• Stated exercise: Each of the entries should be retyped precisely as it appears.

━━━━━━━━━━━━━━━━

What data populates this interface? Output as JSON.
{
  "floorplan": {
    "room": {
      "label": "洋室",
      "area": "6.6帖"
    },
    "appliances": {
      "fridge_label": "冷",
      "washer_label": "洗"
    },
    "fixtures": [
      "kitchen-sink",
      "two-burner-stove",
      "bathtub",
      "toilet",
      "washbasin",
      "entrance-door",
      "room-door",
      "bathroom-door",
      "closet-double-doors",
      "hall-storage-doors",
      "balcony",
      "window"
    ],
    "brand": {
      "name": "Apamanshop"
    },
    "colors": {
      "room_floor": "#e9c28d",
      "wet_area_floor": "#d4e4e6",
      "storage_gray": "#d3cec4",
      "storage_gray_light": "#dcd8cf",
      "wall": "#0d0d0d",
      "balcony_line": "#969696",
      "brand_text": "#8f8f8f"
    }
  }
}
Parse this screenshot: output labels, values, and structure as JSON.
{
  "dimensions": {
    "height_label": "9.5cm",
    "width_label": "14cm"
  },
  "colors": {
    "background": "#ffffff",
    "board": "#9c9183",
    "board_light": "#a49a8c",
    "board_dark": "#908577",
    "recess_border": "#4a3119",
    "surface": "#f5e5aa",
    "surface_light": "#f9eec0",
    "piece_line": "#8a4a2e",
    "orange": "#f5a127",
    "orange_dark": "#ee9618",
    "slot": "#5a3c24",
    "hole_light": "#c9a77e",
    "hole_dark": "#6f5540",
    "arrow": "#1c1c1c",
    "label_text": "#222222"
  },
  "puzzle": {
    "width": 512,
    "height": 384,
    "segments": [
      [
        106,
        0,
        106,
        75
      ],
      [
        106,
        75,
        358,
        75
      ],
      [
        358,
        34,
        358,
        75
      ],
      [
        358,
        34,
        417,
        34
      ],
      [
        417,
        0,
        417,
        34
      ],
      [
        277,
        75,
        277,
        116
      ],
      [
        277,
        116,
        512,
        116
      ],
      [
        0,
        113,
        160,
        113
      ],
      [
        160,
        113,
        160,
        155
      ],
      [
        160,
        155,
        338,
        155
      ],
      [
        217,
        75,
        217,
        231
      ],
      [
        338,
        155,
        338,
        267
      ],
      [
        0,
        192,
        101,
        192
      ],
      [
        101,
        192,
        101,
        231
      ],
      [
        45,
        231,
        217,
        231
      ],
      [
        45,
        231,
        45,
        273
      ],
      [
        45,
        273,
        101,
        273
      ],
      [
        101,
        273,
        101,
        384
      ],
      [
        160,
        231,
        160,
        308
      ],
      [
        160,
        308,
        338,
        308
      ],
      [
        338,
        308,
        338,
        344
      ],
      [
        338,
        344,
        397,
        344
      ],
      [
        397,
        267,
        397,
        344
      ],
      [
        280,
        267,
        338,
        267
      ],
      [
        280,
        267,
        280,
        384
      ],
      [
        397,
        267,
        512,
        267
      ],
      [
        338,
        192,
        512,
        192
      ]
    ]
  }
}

━━━━━━━━━━━━━━━━

• Solution to the exercise:
What data populates this interface? Output as JSON.
{
  "floorplan": {
    "room": {
      "label": "洋室",
      "area": "6.6帖"
    },
    "appliances": {
      "fridge_label": "冷",
      "washer_label": "洗"
    },
    "fixtures": [
      "kitchen-sink",
      "two-burner-stove",
      "bathtub",
      "toilet",
      "washbasin",
      "entrance-door",
      "room-door",
      "bathroom-door",
      "closet-double-doors",
      "hall-storage-doors",
      "balcony",
      "window"
    ],
    "brand": {
      "name": "Apamanshop"
    },
    "colors": {
      "room_floor": "#e9c28d",
      "wet_area_floor": "#d4e4e6",
      "storage_gray": "#d3cec4",
      "storage_gray_light": "#dcd8cf",
      "wall": "#0d0d0d",
      "balcony_line": "#969696",
      "brand_text": "#8f8f8f"
    }
  }
}
Parse this screenshot: output labels, values, and structure as JSON.
{
  "dimensions": {
    "height_label": "9.5cm",
    "width_label": "14cm"
  },
  "colors": {
    "background": "#ffffff",
    "board": "#9c9183",
    "board_light": "#a49a8c",
    "board_dark": "#908577",
    "recess_border": "#4a3119",
    "surface": "#f5e5aa",
    "surface_light": "#f9eec0",
    "piece_line": "#8a4a2e",
    "orange": "#f5a127",
    "orange_dark": "#ee9618",
    "slot": "#5a3c24",
    "hole_light": "#c9a77e",
    "hole_dark": "#6f5540",
    "arrow": "#1c1c1c",
    "label_text": "#222222"
  },
  "puzzle": {
    "width": 512,
    "height": 384,
    "segments": [
      [
        106,
        0,
        106,
        75
      ],
      [
        106,
        75,
        358,
        75
      ],
      [
        358,
        34,
        358,
        75
      ],
      [
        358,
        34,
        417,
        34
      ],
      [
        417,
        0,
        417,
        34
      ],
      [
        277,
        75,
        277,
        116
      ],
      [
        277,
        116,
        512,
        116
      ],
      [
        0,
        113,
        160,
        113
      ],
      [
        160,
        113,
        160,
        155
      ],
      [
        160,
        155,
        338,
        155
      ],
      [
        217,
        75,
        217,
        231
      ],
      [
        338,
        155,
        338,
        267
      ],
      [
        0,
        192,
        101,
        192
      ],
      [
        101,
        192,
        101,
        231
      ],
      [
        45,
        231,
        217,
        231
      ],
      [
        45,
        231,
        45,
        273
      ],
      [
        45,
        273,
        101,
        273
      ],
      [
        101,
        273,
        101,
        384
      ],
      [
        160,
        231,
        160,
        308
      ],
      [
        160,
        308,
        338,
        308
      ],
      [
        338,
        308,
        338,
        344
      ],
      [
        338,
        344,
        397,
        344
      ],
      [
        397,
        267,
        397,
        344
      ],
      [
        280,
        267,
        338,
        267
      ],
      [
        280,
        267,
        280,
        384
      ],
      [
        397,
        267,
        512,
        267
      ],
      [
        338,
        192,
        512,
        192
      ]
    ]
  }
}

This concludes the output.